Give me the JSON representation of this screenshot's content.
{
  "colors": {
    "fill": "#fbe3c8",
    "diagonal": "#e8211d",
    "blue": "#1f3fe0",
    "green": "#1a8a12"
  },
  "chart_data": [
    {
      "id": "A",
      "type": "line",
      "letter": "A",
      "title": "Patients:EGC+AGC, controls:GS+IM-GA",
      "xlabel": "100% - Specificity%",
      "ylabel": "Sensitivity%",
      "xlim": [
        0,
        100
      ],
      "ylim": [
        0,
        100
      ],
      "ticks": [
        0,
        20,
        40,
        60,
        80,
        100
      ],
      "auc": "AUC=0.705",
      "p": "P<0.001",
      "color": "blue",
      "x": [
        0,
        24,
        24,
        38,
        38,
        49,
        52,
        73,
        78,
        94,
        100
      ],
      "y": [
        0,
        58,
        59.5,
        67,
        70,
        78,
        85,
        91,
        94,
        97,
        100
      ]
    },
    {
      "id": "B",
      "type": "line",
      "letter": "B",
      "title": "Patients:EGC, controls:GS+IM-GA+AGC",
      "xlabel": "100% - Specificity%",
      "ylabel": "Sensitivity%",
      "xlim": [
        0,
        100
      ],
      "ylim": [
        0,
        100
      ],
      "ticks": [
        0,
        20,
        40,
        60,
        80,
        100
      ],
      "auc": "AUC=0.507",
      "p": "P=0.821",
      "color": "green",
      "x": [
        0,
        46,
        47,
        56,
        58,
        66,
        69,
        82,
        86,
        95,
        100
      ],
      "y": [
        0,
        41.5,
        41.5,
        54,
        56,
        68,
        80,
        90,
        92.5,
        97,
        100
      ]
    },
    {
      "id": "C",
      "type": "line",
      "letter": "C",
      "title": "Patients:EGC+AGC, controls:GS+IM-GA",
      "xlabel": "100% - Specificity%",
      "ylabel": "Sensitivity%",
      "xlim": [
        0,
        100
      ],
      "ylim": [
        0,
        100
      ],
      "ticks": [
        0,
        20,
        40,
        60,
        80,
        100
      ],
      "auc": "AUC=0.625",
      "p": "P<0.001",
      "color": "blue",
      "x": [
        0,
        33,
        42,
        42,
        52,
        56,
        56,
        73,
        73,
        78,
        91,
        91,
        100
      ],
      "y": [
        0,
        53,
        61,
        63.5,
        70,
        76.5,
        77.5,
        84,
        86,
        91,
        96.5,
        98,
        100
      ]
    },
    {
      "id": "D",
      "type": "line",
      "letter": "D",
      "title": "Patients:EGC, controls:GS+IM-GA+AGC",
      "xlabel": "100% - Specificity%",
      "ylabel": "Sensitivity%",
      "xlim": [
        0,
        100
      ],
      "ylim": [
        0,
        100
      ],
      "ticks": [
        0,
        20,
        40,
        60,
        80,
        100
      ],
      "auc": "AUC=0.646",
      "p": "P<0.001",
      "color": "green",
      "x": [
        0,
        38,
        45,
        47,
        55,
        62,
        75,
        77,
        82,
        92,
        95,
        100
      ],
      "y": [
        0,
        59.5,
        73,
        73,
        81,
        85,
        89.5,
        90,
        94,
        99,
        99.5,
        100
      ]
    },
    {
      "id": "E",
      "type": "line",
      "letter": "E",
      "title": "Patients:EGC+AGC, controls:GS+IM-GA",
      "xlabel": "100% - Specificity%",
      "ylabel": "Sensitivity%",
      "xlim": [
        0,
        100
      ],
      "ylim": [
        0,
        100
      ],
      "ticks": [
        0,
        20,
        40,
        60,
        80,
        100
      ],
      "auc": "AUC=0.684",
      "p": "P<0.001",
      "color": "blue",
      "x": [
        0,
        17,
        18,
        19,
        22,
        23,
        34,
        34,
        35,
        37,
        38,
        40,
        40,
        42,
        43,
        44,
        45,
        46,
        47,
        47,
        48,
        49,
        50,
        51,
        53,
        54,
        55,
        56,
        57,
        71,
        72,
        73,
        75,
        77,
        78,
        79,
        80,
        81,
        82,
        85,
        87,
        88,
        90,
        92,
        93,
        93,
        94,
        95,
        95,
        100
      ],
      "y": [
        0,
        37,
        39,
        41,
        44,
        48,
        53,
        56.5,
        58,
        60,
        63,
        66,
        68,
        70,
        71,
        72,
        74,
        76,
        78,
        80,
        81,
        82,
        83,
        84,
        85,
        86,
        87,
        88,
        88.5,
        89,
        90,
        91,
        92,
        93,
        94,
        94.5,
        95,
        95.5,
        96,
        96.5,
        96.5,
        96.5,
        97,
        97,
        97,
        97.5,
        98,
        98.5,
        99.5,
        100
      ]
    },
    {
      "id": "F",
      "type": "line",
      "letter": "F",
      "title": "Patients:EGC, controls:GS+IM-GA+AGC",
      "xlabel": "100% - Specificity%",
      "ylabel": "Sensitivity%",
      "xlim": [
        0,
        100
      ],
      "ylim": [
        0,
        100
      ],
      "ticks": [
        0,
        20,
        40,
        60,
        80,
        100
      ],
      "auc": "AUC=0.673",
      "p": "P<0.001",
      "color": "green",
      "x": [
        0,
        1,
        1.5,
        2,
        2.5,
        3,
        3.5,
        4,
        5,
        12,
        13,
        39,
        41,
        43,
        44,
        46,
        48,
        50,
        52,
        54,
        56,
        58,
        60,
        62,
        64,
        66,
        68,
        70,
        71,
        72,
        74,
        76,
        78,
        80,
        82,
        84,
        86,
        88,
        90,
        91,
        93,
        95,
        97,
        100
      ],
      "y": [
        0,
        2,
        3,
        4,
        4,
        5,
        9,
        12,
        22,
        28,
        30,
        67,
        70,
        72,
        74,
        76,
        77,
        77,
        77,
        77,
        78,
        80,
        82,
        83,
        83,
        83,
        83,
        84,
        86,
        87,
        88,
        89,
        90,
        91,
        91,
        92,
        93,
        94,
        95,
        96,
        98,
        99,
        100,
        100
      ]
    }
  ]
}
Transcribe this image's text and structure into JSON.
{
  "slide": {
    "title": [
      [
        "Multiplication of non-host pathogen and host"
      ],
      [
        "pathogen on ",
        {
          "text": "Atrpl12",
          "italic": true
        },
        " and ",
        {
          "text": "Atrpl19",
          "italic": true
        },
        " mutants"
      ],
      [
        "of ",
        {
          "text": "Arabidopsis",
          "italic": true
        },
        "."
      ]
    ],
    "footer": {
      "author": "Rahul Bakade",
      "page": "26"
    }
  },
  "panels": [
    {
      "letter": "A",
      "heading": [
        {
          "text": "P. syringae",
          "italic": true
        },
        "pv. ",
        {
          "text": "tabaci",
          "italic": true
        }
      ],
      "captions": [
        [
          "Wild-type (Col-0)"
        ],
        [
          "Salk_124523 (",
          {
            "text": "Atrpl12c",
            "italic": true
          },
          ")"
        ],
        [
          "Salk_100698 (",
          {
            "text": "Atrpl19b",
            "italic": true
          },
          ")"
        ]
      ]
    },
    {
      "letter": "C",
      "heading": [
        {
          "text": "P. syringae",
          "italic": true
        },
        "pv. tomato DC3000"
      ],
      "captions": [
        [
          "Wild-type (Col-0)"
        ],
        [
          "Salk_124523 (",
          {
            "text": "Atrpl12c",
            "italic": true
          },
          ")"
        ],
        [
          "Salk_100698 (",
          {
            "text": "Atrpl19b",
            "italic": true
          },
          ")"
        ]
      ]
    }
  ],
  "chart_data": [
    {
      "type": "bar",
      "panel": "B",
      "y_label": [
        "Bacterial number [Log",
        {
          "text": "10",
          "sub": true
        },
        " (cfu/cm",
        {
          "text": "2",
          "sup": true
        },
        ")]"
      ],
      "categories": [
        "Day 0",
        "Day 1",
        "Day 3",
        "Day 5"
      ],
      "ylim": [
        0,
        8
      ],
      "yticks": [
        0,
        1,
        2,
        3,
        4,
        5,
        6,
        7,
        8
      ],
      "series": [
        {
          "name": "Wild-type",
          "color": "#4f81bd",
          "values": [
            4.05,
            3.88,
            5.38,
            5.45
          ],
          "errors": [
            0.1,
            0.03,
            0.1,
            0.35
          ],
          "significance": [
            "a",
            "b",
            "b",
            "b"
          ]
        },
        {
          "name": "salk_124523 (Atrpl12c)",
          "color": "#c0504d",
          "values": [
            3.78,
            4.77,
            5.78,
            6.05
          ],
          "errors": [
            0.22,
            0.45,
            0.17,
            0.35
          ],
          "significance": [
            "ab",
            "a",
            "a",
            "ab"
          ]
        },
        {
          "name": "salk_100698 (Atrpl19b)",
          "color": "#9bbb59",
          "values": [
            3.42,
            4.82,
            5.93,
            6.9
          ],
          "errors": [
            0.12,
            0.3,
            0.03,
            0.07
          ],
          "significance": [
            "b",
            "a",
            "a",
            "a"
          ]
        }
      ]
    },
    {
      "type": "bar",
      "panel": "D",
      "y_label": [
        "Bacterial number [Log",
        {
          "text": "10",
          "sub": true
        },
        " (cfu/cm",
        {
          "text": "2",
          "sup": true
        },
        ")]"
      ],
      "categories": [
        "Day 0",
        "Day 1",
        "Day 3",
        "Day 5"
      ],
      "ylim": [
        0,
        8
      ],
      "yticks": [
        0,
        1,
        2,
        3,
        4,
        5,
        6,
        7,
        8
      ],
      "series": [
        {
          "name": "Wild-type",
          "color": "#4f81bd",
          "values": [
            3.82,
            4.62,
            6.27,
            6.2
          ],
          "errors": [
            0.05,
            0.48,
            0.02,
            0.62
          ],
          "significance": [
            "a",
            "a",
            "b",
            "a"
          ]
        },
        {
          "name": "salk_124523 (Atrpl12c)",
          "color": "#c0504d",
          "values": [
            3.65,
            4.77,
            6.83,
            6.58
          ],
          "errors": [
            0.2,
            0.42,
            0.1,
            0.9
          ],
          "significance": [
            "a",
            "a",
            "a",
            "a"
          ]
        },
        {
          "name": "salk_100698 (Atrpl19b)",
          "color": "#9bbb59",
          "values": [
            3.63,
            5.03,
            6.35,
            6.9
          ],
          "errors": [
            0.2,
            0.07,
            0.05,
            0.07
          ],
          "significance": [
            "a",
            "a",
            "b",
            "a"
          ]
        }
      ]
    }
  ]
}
============================================================
_PROBLEM TO WORK ON:_ Write out every line of the data that holds the word "this".

_EXERCISE ANSWER:_
Give me the JSON representation of this screenshot's content.
Transcribe this image's text and structure into JSON.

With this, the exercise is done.